• What is being asked: Find how many lines in the material contain "Exception"; your answer should be that number alone.

## begin

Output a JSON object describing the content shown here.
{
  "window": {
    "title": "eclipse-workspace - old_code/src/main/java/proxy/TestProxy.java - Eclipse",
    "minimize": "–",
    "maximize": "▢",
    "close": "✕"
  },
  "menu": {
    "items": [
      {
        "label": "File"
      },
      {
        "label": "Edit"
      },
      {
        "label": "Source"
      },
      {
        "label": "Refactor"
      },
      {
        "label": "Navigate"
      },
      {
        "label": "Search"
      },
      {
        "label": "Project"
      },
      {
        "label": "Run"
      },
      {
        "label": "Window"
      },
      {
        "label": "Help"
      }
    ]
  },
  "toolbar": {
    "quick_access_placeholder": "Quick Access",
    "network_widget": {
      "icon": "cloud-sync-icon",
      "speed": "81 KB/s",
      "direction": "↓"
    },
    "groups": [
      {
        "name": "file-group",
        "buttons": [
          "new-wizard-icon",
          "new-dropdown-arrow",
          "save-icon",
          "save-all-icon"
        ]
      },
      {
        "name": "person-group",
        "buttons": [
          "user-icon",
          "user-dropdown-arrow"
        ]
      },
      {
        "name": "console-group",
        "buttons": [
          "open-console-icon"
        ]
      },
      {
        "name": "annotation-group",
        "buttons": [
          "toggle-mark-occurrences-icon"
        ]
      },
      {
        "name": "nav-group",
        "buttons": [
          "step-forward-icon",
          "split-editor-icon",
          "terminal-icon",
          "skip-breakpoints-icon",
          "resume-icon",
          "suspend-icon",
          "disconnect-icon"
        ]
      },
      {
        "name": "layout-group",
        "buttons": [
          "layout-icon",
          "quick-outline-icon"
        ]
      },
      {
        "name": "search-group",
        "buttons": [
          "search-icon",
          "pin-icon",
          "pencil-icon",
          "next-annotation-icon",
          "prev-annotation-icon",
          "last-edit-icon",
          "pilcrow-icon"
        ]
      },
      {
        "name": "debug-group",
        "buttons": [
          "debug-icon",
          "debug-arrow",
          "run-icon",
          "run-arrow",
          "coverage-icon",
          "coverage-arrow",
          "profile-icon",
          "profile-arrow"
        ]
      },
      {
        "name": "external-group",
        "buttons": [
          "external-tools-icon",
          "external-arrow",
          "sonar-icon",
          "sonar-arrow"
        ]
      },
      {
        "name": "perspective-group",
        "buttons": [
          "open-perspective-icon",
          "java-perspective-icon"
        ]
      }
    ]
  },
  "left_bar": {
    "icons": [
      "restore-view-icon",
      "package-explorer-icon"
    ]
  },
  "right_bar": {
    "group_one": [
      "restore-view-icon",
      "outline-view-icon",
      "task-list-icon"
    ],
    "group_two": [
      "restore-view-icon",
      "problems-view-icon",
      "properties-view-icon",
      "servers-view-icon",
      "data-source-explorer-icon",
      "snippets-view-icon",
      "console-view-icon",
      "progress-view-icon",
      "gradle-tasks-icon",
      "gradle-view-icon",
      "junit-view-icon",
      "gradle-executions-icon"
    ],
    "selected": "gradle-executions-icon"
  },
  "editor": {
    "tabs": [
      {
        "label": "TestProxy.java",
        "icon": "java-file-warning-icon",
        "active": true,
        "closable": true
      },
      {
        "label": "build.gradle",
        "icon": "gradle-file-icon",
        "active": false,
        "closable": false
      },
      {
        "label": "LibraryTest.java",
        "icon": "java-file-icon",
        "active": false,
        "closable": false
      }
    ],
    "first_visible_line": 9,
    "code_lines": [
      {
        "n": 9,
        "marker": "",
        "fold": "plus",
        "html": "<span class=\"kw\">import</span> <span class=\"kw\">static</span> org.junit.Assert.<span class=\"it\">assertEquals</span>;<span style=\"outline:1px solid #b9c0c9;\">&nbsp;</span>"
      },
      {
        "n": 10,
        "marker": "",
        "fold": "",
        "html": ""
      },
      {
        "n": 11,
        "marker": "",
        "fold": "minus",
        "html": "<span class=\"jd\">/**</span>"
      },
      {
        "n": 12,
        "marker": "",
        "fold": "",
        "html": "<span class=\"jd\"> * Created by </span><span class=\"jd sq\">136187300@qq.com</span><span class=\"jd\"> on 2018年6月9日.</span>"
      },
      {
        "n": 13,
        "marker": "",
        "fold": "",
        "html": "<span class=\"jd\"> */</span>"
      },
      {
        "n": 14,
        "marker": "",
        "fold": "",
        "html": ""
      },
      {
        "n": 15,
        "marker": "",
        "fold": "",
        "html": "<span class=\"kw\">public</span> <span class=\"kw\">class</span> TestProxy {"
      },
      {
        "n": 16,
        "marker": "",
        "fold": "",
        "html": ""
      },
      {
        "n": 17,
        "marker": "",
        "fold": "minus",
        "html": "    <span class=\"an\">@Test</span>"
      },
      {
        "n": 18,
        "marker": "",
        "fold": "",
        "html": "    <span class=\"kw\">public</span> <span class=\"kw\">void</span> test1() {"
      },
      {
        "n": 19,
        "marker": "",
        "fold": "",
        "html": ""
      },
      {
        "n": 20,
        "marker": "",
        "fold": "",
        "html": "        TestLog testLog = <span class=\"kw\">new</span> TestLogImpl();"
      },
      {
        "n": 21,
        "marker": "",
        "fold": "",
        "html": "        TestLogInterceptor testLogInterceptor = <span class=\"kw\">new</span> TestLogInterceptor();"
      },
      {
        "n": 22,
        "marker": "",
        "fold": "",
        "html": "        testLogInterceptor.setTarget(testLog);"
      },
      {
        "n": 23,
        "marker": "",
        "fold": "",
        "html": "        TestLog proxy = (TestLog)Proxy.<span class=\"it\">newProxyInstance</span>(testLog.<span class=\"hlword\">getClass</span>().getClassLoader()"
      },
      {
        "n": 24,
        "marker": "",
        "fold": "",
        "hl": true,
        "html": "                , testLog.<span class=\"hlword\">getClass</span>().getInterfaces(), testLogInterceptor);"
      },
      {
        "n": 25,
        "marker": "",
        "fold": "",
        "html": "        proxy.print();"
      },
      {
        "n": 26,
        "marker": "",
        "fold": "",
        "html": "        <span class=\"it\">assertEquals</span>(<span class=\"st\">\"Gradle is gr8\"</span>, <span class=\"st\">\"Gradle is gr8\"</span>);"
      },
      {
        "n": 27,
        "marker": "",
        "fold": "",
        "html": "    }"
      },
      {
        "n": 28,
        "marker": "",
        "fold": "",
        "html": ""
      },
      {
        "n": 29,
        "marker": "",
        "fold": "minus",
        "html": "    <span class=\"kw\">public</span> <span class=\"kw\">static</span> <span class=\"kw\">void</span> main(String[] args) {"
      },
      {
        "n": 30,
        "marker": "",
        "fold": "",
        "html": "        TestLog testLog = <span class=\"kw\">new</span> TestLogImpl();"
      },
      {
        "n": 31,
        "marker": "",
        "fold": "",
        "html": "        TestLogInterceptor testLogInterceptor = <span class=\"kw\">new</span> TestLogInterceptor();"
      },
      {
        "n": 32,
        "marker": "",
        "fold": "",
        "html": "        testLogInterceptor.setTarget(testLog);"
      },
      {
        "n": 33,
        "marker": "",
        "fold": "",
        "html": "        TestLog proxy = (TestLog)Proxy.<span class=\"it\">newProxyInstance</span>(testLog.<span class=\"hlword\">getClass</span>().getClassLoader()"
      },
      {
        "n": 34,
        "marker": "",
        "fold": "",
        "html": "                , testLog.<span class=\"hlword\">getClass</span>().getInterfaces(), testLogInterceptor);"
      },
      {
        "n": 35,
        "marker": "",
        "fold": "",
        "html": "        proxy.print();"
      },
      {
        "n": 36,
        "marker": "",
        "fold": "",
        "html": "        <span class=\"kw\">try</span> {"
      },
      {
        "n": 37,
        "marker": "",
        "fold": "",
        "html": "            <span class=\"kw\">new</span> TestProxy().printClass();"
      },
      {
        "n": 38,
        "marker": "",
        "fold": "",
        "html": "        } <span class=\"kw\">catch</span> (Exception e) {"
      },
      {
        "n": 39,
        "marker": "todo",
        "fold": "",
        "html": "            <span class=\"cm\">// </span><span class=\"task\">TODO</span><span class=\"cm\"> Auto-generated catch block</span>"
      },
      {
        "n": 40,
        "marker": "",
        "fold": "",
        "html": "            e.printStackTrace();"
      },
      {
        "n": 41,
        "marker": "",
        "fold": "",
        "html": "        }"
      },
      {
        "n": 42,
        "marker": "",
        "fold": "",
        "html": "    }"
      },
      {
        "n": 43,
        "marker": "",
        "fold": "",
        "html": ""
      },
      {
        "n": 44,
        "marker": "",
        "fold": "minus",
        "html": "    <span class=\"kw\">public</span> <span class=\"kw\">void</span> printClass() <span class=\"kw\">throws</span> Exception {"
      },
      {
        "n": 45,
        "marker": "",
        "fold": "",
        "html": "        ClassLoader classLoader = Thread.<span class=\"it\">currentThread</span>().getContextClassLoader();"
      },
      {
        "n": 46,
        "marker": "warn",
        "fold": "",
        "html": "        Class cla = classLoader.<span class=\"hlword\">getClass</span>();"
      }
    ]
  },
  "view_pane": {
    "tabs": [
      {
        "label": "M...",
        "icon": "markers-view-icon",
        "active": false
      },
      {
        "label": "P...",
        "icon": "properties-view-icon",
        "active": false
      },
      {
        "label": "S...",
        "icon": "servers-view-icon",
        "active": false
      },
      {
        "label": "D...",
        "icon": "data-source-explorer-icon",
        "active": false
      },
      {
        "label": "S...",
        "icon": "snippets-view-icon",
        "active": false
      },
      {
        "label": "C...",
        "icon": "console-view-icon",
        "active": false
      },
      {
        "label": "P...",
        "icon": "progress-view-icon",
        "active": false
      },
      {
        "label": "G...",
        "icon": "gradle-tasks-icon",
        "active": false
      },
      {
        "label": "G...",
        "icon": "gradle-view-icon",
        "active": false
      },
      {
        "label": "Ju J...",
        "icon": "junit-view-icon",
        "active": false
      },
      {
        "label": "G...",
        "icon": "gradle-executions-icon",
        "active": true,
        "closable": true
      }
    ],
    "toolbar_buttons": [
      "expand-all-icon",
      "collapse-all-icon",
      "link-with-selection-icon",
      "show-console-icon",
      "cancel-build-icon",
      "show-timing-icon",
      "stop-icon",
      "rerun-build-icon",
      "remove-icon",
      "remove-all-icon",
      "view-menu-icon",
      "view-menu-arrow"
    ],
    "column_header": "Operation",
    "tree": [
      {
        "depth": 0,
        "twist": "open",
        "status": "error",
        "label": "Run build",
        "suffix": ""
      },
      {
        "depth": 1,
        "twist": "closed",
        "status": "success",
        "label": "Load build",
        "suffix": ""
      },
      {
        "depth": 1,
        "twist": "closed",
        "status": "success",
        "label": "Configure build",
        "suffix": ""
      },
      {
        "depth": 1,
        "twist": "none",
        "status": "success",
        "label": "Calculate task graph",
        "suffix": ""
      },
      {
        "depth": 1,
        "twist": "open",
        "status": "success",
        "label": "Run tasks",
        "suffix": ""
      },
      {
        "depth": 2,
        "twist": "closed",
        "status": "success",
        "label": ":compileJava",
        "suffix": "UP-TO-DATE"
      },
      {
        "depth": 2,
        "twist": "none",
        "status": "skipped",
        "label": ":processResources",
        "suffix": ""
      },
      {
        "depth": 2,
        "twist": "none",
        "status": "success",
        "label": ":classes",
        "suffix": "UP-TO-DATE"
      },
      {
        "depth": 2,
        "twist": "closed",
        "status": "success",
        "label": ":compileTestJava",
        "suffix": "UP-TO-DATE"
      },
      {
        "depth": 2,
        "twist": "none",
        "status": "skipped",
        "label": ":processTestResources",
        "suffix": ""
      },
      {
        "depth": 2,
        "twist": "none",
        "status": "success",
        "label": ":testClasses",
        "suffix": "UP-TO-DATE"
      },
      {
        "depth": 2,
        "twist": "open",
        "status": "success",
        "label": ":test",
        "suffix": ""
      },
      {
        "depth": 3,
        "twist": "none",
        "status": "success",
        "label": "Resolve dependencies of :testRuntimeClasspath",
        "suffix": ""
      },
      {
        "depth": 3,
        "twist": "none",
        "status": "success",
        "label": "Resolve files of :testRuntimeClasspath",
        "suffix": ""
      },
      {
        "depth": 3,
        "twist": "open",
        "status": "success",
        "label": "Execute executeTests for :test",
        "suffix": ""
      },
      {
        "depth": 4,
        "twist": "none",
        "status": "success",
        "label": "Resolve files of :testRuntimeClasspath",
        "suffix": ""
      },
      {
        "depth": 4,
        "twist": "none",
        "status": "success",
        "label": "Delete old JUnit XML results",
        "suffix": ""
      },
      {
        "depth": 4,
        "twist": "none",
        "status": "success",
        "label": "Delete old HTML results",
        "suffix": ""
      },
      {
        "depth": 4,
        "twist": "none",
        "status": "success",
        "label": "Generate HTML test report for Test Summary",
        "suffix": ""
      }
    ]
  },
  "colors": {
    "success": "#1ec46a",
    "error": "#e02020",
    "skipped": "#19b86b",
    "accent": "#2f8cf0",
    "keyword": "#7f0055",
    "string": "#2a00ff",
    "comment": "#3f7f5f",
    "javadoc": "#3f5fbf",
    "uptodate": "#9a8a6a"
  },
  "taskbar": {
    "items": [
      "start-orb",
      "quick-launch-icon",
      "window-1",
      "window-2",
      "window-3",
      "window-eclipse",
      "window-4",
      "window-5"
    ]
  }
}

## end

• Full answer: 2